**Exercise task:** Every record that follows must be duplicated exactly, with images left out.

[Begin Data provided]

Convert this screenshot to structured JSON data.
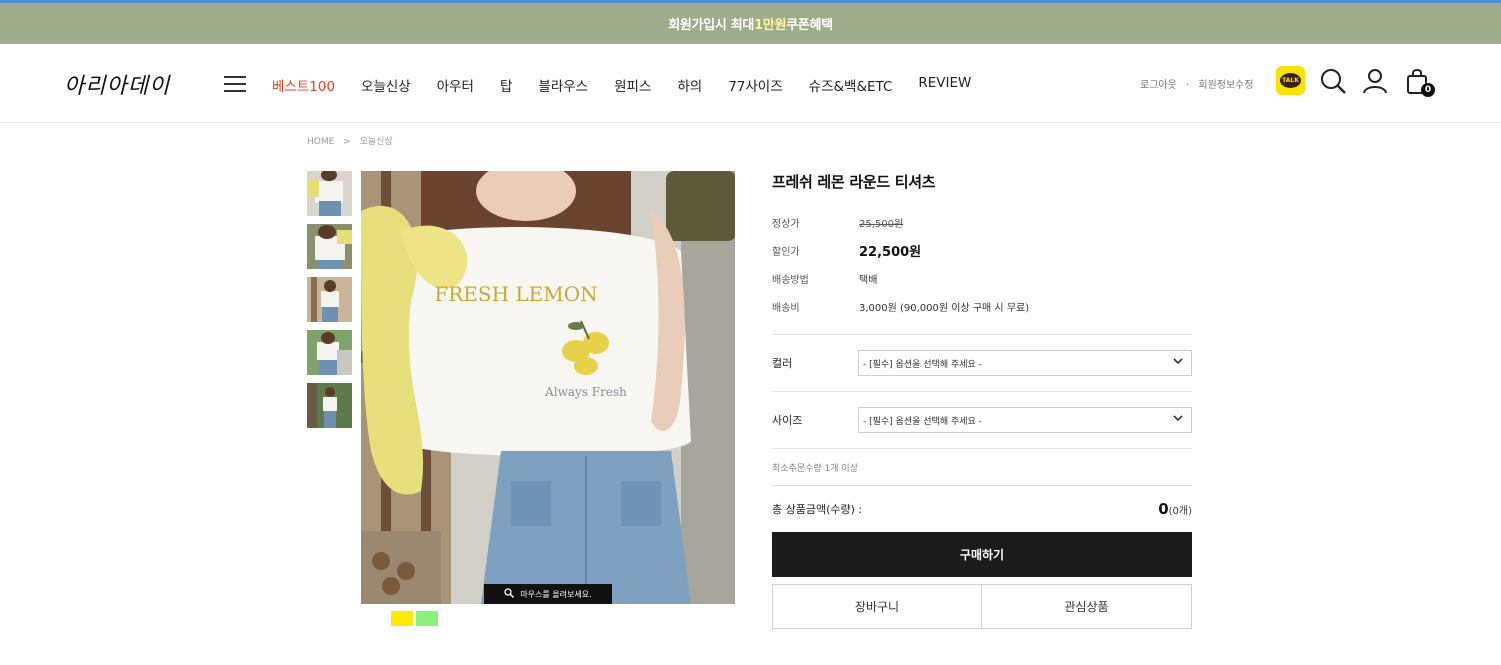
{
  "banner": {
    "text_pre": "회원가입시 최대 ",
    "highlight": "1만원",
    "text_post": " 쿠폰혜택"
  },
  "header": {
    "logo": "아리아데이",
    "nav": [
      "베스트100",
      "오늘신상",
      "아우터",
      "탑",
      "블라우스",
      "원피스",
      "하의",
      "77사이즈",
      "슈즈&백&ETC",
      "REVIEW"
    ],
    "util": {
      "logout": "로그아웃",
      "dot": "·",
      "edit": "회원정보수정"
    },
    "talk_label": "TALK",
    "cart_count": "0"
  },
  "breadcrumb": {
    "home": "HOME",
    "sep": ">",
    "current": "오늘신상"
  },
  "gallery": {
    "zoom_hint": "마우스를 올려보세요.",
    "shirt_text_1": "FRESH LEMON",
    "shirt_text_2": "Always Fresh",
    "swatches": [
      "#ffeb00",
      "#8cf07a"
    ]
  },
  "product": {
    "title": "프레쉬 레몬 라운드 티셔츠",
    "rows": [
      {
        "label": "정상가",
        "value": "25,500원"
      },
      {
        "label": "할인가",
        "value": "22,500원"
      },
      {
        "label": "배송방법",
        "value": "택배"
      },
      {
        "label": "배송비",
        "value": "3,000원 (90,000원 이상 구매 시 무료)"
      }
    ],
    "options": [
      {
        "label": "컬러",
        "placeholder": "- [필수] 옵션을 선택해 주세요 -"
      },
      {
        "label": "사이즈",
        "placeholder": "- [필수] 옵션을 선택해 주세요 -"
      }
    ],
    "min_order": "최소주문수량 1개 이상",
    "total_label": "총 상품금액(수량) :",
    "total_amount": "0",
    "total_count": "(0개)",
    "buy_label": "구매하기",
    "cart_label": "장바구니",
    "wish_label": "관심상품"
  },
  "colors": {
    "banner_bg": "#9fac8b",
    "accent": "#e0422b",
    "buy_bg": "#1b1b1b"
  }
}
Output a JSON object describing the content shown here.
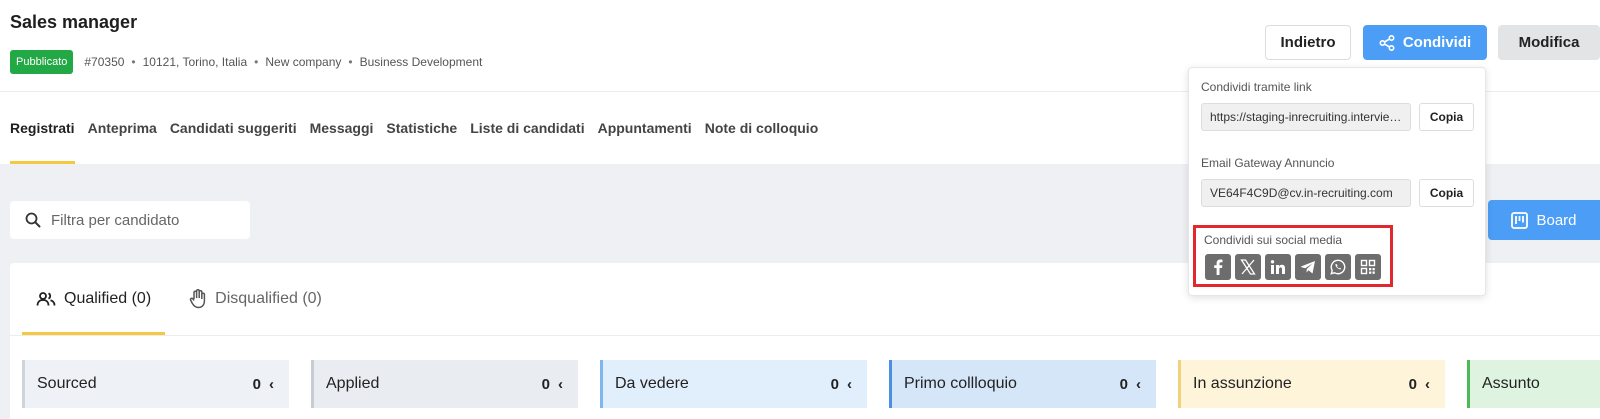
{
  "header": {
    "title": "Sales manager",
    "status": "Pubblicato",
    "meta": [
      "#70350",
      "10121, Torino, Italia",
      "New company",
      "Business Development"
    ],
    "separator": "•",
    "back_label": "Indietro",
    "share_label": "Condividi",
    "edit_label": "Modifica"
  },
  "tabs": [
    {
      "label": "Registrati",
      "active": true
    },
    {
      "label": "Anteprima"
    },
    {
      "label": "Candidati suggeriti"
    },
    {
      "label": "Messaggi"
    },
    {
      "label": "Statistiche"
    },
    {
      "label": "Liste di candidati"
    },
    {
      "label": "Appuntamenti"
    },
    {
      "label": "Note di colloquio"
    }
  ],
  "filter": {
    "placeholder": "Filtra per candidato"
  },
  "board_label": "Board",
  "qualification_tabs": [
    {
      "label": "Qualified (0)",
      "icon": "people-icon",
      "active": true
    },
    {
      "label": "Disqualified (0)",
      "icon": "hand-icon",
      "active": false
    }
  ],
  "stages": [
    {
      "label": "Sourced",
      "count": "0",
      "bg": "#eef1f6",
      "border": "#d0d5dd"
    },
    {
      "label": "Applied",
      "count": "0",
      "bg": "#e9ecf1",
      "border": "#c8ccd4"
    },
    {
      "label": "Da vedere",
      "count": "0",
      "bg": "#e1effc",
      "border": "#7fb6ee"
    },
    {
      "label": "Primo collloquio",
      "count": "0",
      "bg": "#d6e6f9",
      "border": "#4b8fe0"
    },
    {
      "label": "In assunzione",
      "count": "0",
      "bg": "#fdf4d9",
      "border": "#f0d27a"
    },
    {
      "label": "Assunto",
      "count": "",
      "bg": "#dff4e0",
      "border": "#4fb858"
    }
  ],
  "share": {
    "link_label": "Condividi tramite link",
    "link_value": "https://staging-inrecruiting.intervieweb.it/annunci",
    "email_label": "Email Gateway Annuncio",
    "email_value": "VE64F4C9D@cv.in-recruiting.com",
    "copy_label": "Copia",
    "social_label": "Condividi sui social media",
    "social": [
      "facebook-icon",
      "x-icon",
      "linkedin-icon",
      "telegram-icon",
      "whatsapp-icon",
      "qr-code-icon"
    ]
  },
  "colors": {
    "accent": "#4b9df5",
    "published": "#22a845",
    "active_tab": "#f5c842",
    "highlight": "#e0282e"
  }
}
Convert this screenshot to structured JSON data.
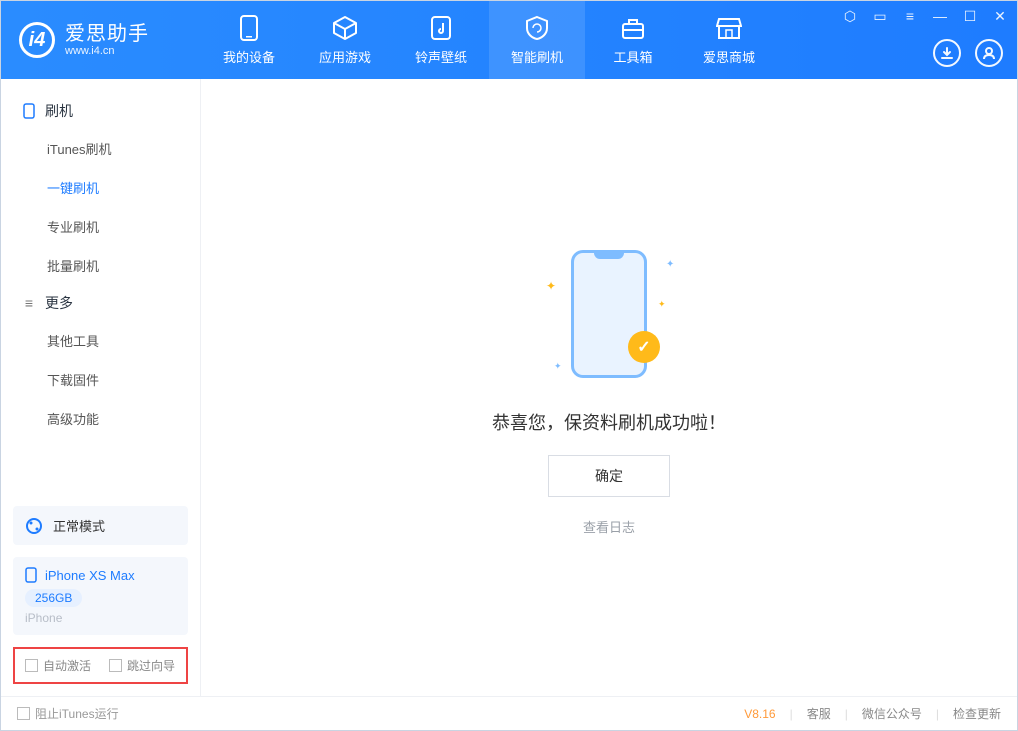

[End Data provided]

**Problem solution:**
Convert this screenshot to structured JSON data.
{
  "banner": {
    "text_pre": "회원가입시 최대 ",
    "highlight": "1만원",
    "text_post": " 쿠폰혜택"
  },
  "header": {
    "logo": "아리아데이",
    "nav": [
      "베스트100",
      "오늘신상",
      "아우터",
      "탑",
      "블라우스",
      "원피스",
      "하의",
      "77사이즈",
      "슈즈&백&ETC",
      "REVIEW"
    ],
    "util": {
      "logout": "로그아웃",
      "dot": "·",
      "edit": "회원정보수정"
    },
    "talk_label": "TALK",
    "cart_count": "0"
  },
  "breadcrumb": {
    "home": "HOME",
    "sep": ">",
    "current": "오늘신상"
  },
  "gallery": {
    "zoom_hint": "마우스를 올려보세요.",
    "shirt_text_1": "FRESH LEMON",
    "shirt_text_2": "Always Fresh",
    "swatches": [
      "#ffeb00",
      "#8cf07a"
    ]
  },
  "product": {
    "title": "프레쉬 레몬 라운드 티셔츠",
    "rows": [
      {
        "label": "정상가",
        "value": "25,500원"
      },
      {
        "label": "할인가",
        "value": "22,500원"
      },
      {
        "label": "배송방법",
        "value": "택배"
      },
      {
        "label": "배송비",
        "value": "3,000원 (90,000원 이상 구매 시 무료)"
      }
    ],
    "options": [
      {
        "label": "컬러",
        "placeholder": "- [필수] 옵션을 선택해 주세요 -"
      },
      {
        "label": "사이즈",
        "placeholder": "- [필수] 옵션을 선택해 주세요 -"
      }
    ],
    "min_order": "최소주문수량 1개 이상",
    "total_label": "총 상품금액(수량) :",
    "total_amount": "0",
    "total_count": "(0개)",
    "buy_label": "구매하기",
    "cart_label": "장바구니",
    "wish_label": "관심상품"
  },
  "colors": {
    "banner_bg": "#9fac8b",
    "accent": "#e0422b",
    "buy_bg": "#1b1b1b"
  }
}
Output a JSON object describing the content shown here.
{
  "header": {
    "title": "Sales manager",
    "status": "Pubblicato",
    "meta": [
      "#70350",
      "10121, Torino, Italia",
      "New company",
      "Business Development"
    ],
    "separator": "•",
    "back_label": "Indietro",
    "share_label": "Condividi",
    "edit_label": "Modifica"
  },
  "tabs": [
    {
      "label": "Registrati",
      "active": true
    },
    {
      "label": "Anteprima"
    },
    {
      "label": "Candidati suggeriti"
    },
    {
      "label": "Messaggi"
    },
    {
      "label": "Statistiche"
    },
    {
      "label": "Liste di candidati"
    },
    {
      "label": "Appuntamenti"
    },
    {
      "label": "Note di colloquio"
    }
  ],
  "filter": {
    "placeholder": "Filtra per candidato"
  },
  "board_label": "Board",
  "qualification_tabs": [
    {
      "label": "Qualified (0)",
      "icon": "people-icon",
      "active": true
    },
    {
      "label": "Disqualified (0)",
      "icon": "hand-icon",
      "active": false
    }
  ],
  "stages": [
    {
      "label": "Sourced",
      "count": "0",
      "bg": "#eef1f6",
      "border": "#d0d5dd"
    },
    {
      "label": "Applied",
      "count": "0",
      "bg": "#e9ecf1",
      "border": "#c8ccd4"
    },
    {
      "label": "Da vedere",
      "count": "0",
      "bg": "#e1effc",
      "border": "#7fb6ee"
    },
    {
      "label": "Primo collloquio",
      "count": "0",
      "bg": "#d6e6f9",
      "border": "#4b8fe0"
    },
    {
      "label": "In assunzione",
      "count": "0",
      "bg": "#fdf4d9",
      "border": "#f0d27a"
    },
    {
      "label": "Assunto",
      "count": "",
      "bg": "#dff4e0",
      "border": "#4fb858"
    }
  ],
  "share": {
    "link_label": "Condividi tramite link",
    "link_value": "https://staging-inrecruiting.intervieweb.it/annunci",
    "email_label": "Email Gateway Annuncio",
    "email_value": "VE64F4C9D@cv.in-recruiting.com",
    "copy_label": "Copia",
    "social_label": "Condividi sui social media",
    "social": [
      "facebook-icon",
      "x-icon",
      "linkedin-icon",
      "telegram-icon",
      "whatsapp-icon",
      "qr-code-icon"
    ]
  },
  "colors": {
    "accent": "#4b9df5",
    "published": "#22a845",
    "active_tab": "#f5c842",
    "highlight": "#e0282e"
  }
}
Convert this screenshot to structured JSON data.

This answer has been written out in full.